- [Exercise objective]: Retype the stretch of items from the very first line through the line that contains "file-row-6[interactable]: 第6课 前期微信互动.mp4", both ends included.

- [Task material]:
▬▬▬▬▬▬▬▬▬▬
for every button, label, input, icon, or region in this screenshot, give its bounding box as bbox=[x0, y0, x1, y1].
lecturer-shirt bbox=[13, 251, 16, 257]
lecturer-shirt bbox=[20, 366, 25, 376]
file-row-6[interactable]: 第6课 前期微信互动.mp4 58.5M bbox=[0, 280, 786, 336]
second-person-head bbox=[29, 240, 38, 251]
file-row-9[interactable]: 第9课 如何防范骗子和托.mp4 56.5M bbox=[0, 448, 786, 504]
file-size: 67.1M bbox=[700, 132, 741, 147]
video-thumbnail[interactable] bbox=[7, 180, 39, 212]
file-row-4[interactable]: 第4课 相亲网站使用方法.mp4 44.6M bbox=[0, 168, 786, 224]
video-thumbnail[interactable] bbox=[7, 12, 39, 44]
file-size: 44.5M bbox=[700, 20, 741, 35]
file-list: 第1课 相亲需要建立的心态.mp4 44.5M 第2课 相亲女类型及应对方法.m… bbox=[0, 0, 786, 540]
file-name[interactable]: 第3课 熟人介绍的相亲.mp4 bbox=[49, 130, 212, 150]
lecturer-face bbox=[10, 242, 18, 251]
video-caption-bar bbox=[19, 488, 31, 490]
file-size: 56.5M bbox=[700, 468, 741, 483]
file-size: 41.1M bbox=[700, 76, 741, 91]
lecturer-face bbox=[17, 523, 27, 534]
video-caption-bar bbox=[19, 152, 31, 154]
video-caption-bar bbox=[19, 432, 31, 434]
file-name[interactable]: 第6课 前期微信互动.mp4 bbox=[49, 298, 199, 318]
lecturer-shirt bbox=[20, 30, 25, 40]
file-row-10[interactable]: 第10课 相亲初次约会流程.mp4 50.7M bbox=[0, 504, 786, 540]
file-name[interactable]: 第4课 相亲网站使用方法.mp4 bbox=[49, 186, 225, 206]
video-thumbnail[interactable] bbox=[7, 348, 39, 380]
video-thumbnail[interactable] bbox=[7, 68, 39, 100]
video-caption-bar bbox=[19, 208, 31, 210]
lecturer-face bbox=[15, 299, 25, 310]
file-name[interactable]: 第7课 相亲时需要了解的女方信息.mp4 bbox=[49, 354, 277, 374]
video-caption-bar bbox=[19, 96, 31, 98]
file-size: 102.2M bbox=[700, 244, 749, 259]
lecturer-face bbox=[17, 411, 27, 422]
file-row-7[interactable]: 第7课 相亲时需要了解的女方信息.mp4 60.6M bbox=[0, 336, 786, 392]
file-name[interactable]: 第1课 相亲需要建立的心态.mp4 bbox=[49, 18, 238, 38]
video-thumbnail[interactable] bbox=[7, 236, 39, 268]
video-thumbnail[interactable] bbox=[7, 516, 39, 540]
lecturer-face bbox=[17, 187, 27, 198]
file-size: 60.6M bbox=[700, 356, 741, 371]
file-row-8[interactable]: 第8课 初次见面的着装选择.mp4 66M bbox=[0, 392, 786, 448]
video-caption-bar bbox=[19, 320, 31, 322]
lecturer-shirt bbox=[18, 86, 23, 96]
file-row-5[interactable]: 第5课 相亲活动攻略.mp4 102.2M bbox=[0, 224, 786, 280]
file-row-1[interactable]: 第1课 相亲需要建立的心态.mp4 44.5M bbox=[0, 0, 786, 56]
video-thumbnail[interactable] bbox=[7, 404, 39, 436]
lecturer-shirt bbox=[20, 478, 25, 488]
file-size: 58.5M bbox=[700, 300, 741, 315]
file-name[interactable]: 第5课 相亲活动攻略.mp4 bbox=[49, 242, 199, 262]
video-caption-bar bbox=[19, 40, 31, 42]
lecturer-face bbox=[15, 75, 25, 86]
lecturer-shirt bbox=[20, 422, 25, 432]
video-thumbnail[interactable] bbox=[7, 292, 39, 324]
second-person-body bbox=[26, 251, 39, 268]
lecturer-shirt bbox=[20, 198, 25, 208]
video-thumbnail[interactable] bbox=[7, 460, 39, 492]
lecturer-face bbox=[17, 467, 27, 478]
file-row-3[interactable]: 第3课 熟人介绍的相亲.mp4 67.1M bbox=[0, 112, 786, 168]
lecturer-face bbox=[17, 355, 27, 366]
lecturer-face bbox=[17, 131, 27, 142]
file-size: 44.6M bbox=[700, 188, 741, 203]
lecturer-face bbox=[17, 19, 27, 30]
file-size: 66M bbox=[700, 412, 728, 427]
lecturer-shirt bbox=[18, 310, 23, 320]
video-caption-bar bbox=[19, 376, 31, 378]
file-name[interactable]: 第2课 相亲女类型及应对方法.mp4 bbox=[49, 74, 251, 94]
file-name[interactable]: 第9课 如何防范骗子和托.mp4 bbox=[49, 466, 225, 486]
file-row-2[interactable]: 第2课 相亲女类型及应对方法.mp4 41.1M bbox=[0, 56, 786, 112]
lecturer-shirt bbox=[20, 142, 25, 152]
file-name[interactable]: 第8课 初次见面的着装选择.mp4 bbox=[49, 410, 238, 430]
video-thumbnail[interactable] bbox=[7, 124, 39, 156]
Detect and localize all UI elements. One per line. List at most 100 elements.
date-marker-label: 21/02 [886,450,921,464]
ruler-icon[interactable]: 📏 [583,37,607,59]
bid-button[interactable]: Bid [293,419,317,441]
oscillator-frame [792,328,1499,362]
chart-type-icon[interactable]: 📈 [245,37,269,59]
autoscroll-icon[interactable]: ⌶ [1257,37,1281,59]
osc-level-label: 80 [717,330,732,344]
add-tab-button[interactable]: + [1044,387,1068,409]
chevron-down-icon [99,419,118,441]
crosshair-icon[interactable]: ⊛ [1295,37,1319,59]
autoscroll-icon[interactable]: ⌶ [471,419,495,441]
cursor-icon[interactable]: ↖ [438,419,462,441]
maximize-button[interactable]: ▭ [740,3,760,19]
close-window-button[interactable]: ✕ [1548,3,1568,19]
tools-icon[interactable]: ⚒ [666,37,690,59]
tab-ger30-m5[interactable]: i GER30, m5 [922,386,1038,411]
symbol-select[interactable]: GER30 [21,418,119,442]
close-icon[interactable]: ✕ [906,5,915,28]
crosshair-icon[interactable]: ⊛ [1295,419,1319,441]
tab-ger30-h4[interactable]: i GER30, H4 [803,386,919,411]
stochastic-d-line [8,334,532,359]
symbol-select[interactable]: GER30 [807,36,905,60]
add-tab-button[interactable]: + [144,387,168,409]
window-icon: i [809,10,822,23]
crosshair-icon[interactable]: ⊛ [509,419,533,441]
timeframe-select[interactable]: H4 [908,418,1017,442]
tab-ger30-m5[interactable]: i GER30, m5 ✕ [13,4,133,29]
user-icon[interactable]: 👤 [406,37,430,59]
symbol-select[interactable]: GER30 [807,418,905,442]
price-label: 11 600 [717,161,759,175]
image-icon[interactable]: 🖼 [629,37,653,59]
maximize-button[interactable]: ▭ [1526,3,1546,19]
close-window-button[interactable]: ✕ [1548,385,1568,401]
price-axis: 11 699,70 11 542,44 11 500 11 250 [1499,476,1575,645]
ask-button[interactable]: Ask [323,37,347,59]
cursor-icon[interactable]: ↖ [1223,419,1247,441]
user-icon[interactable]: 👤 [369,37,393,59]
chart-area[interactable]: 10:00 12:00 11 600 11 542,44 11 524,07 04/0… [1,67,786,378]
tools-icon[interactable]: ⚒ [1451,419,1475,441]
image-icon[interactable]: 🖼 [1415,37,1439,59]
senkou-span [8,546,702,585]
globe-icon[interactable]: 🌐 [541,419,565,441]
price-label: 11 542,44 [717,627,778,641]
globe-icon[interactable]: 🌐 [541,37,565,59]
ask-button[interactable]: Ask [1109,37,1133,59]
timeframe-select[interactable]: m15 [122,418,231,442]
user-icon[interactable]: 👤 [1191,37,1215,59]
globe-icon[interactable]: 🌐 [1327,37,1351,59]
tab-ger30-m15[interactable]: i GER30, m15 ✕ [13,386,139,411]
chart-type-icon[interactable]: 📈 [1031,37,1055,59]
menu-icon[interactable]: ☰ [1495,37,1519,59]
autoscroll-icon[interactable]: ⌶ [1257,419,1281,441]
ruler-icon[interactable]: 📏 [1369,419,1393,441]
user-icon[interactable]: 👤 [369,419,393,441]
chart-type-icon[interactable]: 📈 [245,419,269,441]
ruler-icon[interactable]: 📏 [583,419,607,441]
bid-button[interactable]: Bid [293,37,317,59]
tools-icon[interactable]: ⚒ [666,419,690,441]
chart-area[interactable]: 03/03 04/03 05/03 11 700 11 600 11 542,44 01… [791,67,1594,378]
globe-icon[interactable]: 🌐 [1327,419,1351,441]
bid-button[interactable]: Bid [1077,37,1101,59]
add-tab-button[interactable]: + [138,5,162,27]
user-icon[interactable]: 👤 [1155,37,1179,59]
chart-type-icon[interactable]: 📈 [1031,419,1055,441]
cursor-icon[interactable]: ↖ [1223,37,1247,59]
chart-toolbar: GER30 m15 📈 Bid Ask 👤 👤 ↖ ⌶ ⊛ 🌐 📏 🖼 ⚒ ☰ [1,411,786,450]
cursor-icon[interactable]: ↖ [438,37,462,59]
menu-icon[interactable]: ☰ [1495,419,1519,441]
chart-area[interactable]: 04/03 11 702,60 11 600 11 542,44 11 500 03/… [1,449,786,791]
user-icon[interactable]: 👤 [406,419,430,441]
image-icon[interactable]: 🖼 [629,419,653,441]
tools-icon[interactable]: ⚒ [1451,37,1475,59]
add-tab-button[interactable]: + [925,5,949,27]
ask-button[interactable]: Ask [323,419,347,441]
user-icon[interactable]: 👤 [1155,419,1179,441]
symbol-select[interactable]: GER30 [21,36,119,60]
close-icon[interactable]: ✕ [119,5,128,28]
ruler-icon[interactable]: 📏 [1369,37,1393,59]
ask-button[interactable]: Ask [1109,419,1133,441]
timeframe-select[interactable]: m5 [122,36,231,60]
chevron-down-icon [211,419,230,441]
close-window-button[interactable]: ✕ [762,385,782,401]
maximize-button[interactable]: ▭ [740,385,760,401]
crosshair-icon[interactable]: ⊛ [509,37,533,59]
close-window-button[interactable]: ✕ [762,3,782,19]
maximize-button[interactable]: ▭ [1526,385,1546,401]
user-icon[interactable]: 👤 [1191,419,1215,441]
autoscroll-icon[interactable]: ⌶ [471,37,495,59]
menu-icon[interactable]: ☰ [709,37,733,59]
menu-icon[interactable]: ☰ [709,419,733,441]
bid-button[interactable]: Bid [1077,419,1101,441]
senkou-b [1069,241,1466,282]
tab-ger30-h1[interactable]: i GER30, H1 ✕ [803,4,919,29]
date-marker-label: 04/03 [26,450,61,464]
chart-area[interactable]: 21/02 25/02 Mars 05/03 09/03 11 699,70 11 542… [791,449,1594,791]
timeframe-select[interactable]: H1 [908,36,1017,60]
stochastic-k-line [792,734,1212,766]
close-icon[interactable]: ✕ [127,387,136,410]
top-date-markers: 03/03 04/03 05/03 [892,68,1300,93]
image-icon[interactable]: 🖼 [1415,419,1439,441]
▬▬▬▬▬▬▬▬▬▬
- [Expected output]:
for every button, label, input, icon, or region in this screenshot, give its bounding box as bbox=[x0, y0, x1, y1].
lecturer-shirt bbox=[13, 251, 16, 257]
lecturer-shirt bbox=[20, 366, 25, 376]
file-row-6[interactable]: 第6课 前期微信互动.mp4 58.5M bbox=[0, 280, 786, 336]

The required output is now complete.